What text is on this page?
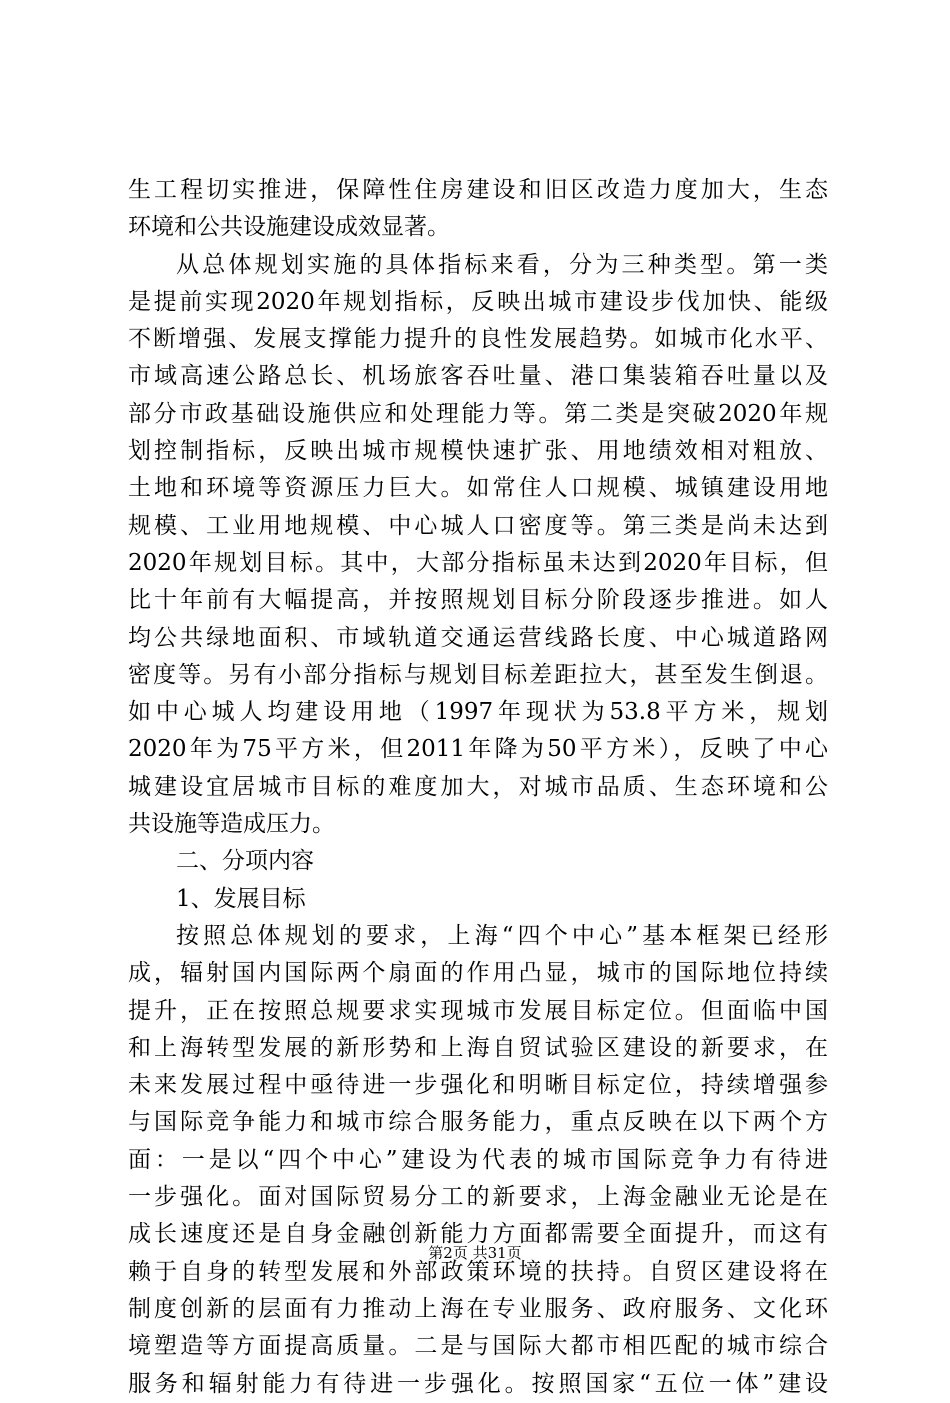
生工程切实推进，保障性住房建设和旧区改造力度加大，生态
环境和公共设施建设成效显著。
从总体规划实施的具体指标来看，分为三种类型。第一类
是提前实现2020年规划指标，反映出城市建设步伐加快、能级
不断增强、发展支撑能力提升的良性发展趋势。如城市化水平、
市域高速公路总长、机场旅客吞吐量、港口集装箱吞吐量以及
部分市政基础设施供应和处理能力等。第二类是突破2020年规
划控制指标，反映出城市规模快速扩张、用地绩效相对粗放、
土地和环境等资源压力巨大。如常住人口规模、城镇建设用地
规模、工业用地规模、中心城人口密度等。第三类是尚未达到
2020年规划目标。其中，大部分指标虽未达到2020年目标，但
比十年前有大幅提高，并按照规划目标分阶段逐步推进。如人
均公共绿地面积、市域轨道交通运营线路长度、中心城道路网
密度等。另有小部分指标与规划目标差距拉大，甚至发生倒退。
如中心城人均建设用地（1997年现状为53.8平方米，规划
2020年为75平方米，但2011年降为50平方米），反映了中心
城建设宜居城市目标的难度加大，对城市品质、生态环境和公
共设施等造成压力。
二、分项内容
1、发展目标
按照总体规划的要求，上海“四个中心”基本框架已经形
成，辐射国内国际两个扇面的作用凸显，城市的国际地位持续
提升，正在按照总规要求实现城市发展目标定位。但面临中国
和上海转型发展的新形势和上海自贸试验区建设的新要求，在
未来发展过程中亟待进一步强化和明晰目标定位，持续增强参
与国际竞争能力和城市综合服务能力，重点反映在以下两个方
面：一是以“四个中心”建设为代表的城市国际竞争力有待进
一步强化。面对国际贸易分工的新要求，上海金融业无论是在
成长速度还是自身金融创新能力方面都需要全面提升，而这有
赖于自身的转型发展和外部政策环境的扶持。自贸区建设将在
制度创新的层面有力推动上海在专业服务、政府服务、文化环
境塑造等方面提高质量。二是与国际大都市相匹配的城市综合
服务和辐射能力有待进一步强化。按照国家“五位一体”建设
第2页 共31页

(Instructions for the task)
Collect, from the material above, every line containing the word "四个中心".

(Solved problem)
按照总体规划的要求，上海“四个中心”基本框架已经形
面：一是以“四个中心”建设为代表的城市国际竞争力有待进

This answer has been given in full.